◆ **DATA EXCERPTS**:
::::::::::
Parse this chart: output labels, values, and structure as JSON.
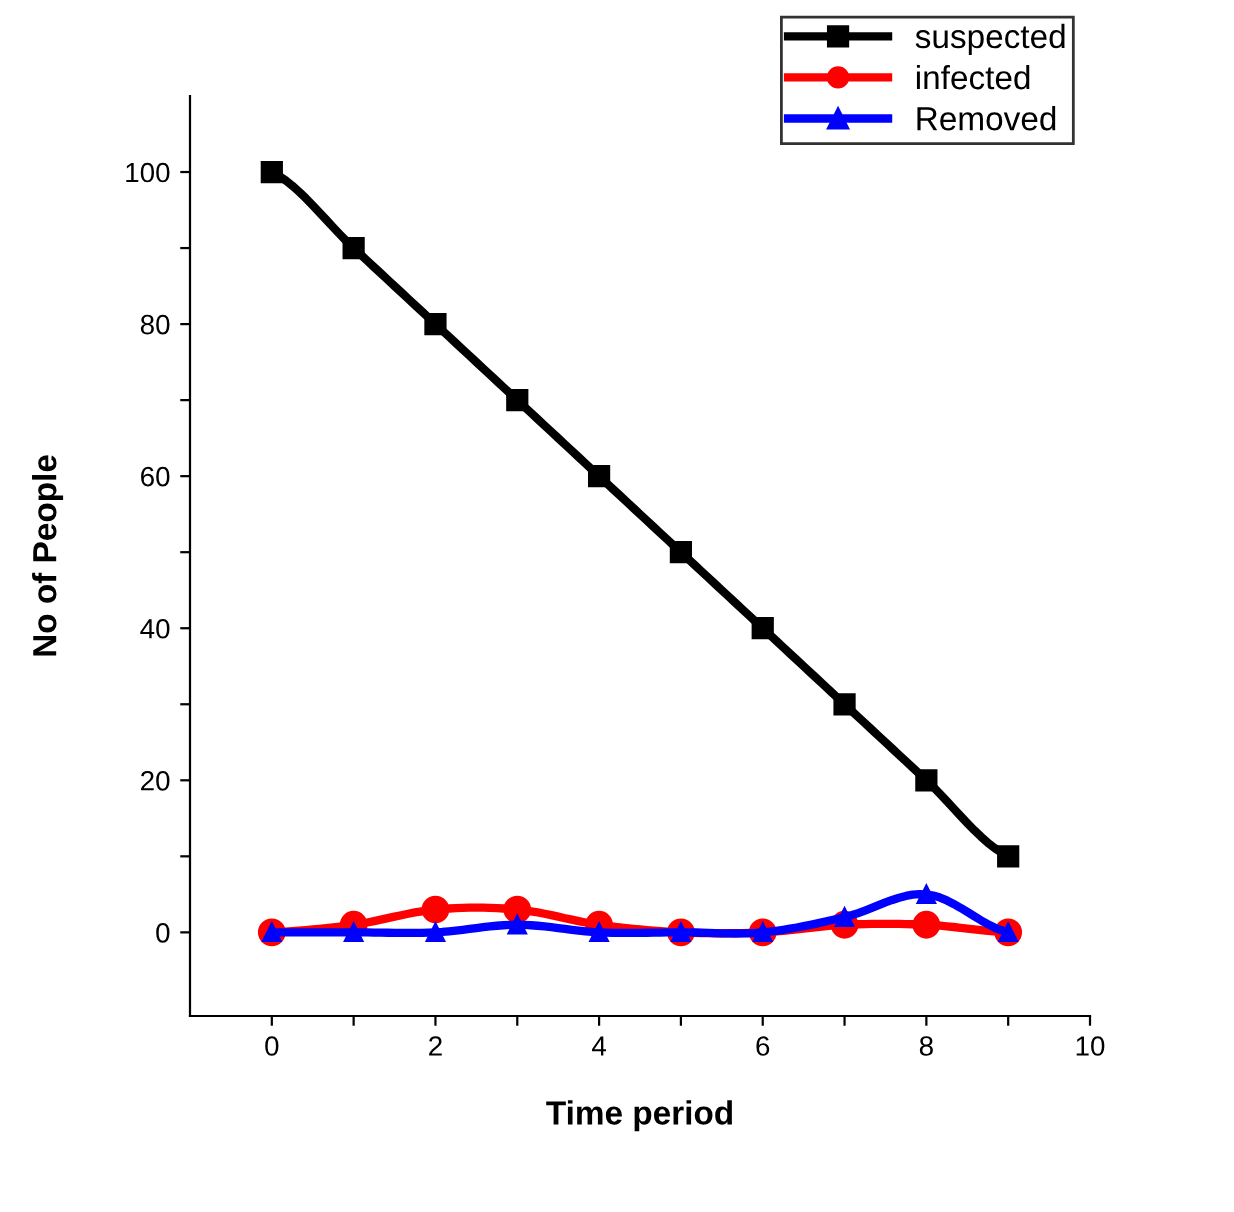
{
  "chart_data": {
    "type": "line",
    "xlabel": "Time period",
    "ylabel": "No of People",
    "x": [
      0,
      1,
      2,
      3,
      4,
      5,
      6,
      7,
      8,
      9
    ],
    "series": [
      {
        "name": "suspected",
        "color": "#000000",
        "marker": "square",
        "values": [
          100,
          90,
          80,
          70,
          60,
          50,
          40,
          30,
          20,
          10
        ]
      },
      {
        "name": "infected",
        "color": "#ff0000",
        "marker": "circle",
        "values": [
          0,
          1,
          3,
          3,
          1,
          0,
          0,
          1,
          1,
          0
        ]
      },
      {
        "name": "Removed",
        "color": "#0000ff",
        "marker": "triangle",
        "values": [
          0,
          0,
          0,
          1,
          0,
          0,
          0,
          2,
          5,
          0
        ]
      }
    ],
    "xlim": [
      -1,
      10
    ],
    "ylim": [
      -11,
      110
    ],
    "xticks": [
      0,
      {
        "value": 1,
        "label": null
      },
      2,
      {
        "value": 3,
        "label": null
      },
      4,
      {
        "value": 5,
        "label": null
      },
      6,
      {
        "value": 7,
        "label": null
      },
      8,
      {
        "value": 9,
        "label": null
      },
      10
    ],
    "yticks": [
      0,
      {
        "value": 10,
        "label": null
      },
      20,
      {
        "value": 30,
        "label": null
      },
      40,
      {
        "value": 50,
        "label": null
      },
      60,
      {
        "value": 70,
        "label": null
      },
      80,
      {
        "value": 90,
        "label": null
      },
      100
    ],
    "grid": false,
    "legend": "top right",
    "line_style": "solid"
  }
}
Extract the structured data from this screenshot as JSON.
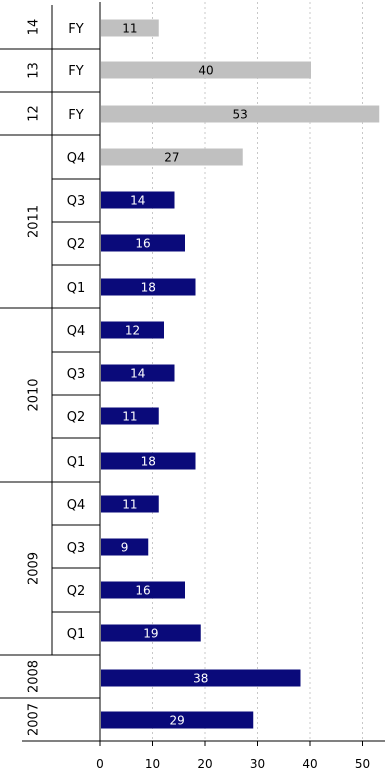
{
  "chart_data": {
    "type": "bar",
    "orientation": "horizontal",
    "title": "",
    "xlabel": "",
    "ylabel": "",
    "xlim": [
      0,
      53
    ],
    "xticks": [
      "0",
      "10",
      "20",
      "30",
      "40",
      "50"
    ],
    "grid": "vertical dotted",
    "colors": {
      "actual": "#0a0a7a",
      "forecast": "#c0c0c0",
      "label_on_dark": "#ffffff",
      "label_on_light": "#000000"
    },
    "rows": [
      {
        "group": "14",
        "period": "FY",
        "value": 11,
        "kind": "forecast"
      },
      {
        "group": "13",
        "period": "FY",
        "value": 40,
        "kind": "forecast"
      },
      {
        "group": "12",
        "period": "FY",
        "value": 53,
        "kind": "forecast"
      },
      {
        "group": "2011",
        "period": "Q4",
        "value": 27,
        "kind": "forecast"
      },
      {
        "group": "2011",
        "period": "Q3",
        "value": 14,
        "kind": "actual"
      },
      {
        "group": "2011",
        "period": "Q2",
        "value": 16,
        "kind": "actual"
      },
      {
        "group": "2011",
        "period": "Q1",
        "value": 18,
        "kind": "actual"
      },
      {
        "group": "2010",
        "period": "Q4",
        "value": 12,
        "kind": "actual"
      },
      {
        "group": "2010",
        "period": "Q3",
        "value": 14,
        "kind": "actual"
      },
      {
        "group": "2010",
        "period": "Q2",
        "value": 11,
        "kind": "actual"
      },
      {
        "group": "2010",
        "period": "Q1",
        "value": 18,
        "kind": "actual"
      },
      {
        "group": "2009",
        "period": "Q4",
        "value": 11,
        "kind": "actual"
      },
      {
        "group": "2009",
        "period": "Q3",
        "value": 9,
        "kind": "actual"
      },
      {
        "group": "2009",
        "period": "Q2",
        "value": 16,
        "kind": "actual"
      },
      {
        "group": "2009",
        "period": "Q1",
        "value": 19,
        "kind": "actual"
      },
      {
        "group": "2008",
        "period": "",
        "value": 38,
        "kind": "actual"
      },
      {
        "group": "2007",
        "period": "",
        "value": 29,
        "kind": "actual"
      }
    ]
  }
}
::::::::::
◆ **PROBLEM**: Transcribe the records word for word and include no pictures.

◆ **OUTPUT OF THE TASK**:
Parse this chart: output labels, values, and structure as JSON.
{
  "chart_data": {
    "type": "line",
    "xlabel": "Time period",
    "ylabel": "No of People",
    "x": [
      0,
      1,
      2,
      3,
      4,
      5,
      6,
      7,
      8,
      9
    ],
    "series": [
      {
        "name": "suspected",
        "color": "#000000",
        "marker": "square",
        "values": [
          100,
          90,
          80,
          70,
          60,
          50,
          40,
          30,
          20,
          10
        ]
      },
      {
        "name": "infected",
        "color": "#ff0000",
        "marker": "circle",
        "values": [
          0,
          1,
          3,
          3,
          1,
          0,
          0,
          1,
          1,
          0
        ]
      },
      {
        "name": "Removed",
        "color": "#0000ff",
        "marker": "triangle",
        "values": [
          0,
          0,
          0,
          1,
          0,
          0,
          0,
          2,
          5,
          0
        ]
      }
    ],
    "xlim": [
      -1,
      10
    ],
    "ylim": [
      -11,
      110
    ],
    "xticks": [
      0,
      {
        "value": 1,
        "label": null
      },
      2,
      {
        "value": 3,
        "label": null
      },
      4,
      {
        "value": 5,
        "label": null
      },
      6,
      {
        "value": 7,
        "label": null
      },
      8,
      {
        "value": 9,
        "label": null
      },
      10
    ],
    "yticks": [
      0,
      {
        "value": 10,
        "label": null
      },
      20,
      {
        "value": 30,
        "label": null
      },
      40,
      {
        "value": 50,
        "label": null
      },
      60,
      {
        "value": 70,
        "label": null
      },
      80,
      {
        "value": 90,
        "label": null
      },
      100
    ],
    "grid": false,
    "legend": "top right",
    "line_style": "solid"
  }
}
Extract the structured data from this screenshot as JSON.
{
  "chart_data": {
    "type": "bar",
    "orientation": "horizontal",
    "title": "",
    "xlabel": "",
    "ylabel": "",
    "xlim": [
      0,
      53
    ],
    "xticks": [
      "0",
      "10",
      "20",
      "30",
      "40",
      "50"
    ],
    "grid": "vertical dotted",
    "colors": {
      "actual": "#0a0a7a",
      "forecast": "#c0c0c0",
      "label_on_dark": "#ffffff",
      "label_on_light": "#000000"
    },
    "rows": [
      {
        "group": "14",
        "period": "FY",
        "value": 11,
        "kind": "forecast"
      },
      {
        "group": "13",
        "period": "FY",
        "value": 40,
        "kind": "forecast"
      },
      {
        "group": "12",
        "period": "FY",
        "value": 53,
        "kind": "forecast"
      },
      {
        "group": "2011",
        "period": "Q4",
        "value": 27,
        "kind": "forecast"
      },
      {
        "group": "2011",
        "period": "Q3",
        "value": 14,
        "kind": "actual"
      },
      {
        "group": "2011",
        "period": "Q2",
        "value": 16,
        "kind": "actual"
      },
      {
        "group": "2011",
        "period": "Q1",
        "value": 18,
        "kind": "actual"
      },
      {
        "group": "2010",
        "period": "Q4",
        "value": 12,
        "kind": "actual"
      },
      {
        "group": "2010",
        "period": "Q3",
        "value": 14,
        "kind": "actual"
      },
      {
        "group": "2010",
        "period": "Q2",
        "value": 11,
        "kind": "actual"
      },
      {
        "group": "2010",
        "period": "Q1",
        "value": 18,
        "kind": "actual"
      },
      {
        "group": "2009",
        "period": "Q4",
        "value": 11,
        "kind": "actual"
      },
      {
        "group": "2009",
        "period": "Q3",
        "value": 9,
        "kind": "actual"
      },
      {
        "group": "2009",
        "period": "Q2",
        "value": 16,
        "kind": "actual"
      },
      {
        "group": "2009",
        "period": "Q1",
        "value": 19,
        "kind": "actual"
      },
      {
        "group": "2008",
        "period": "",
        "value": 38,
        "kind": "actual"
      },
      {
        "group": "2007",
        "period": "",
        "value": 29,
        "kind": "actual"
      }
    ]
  }
}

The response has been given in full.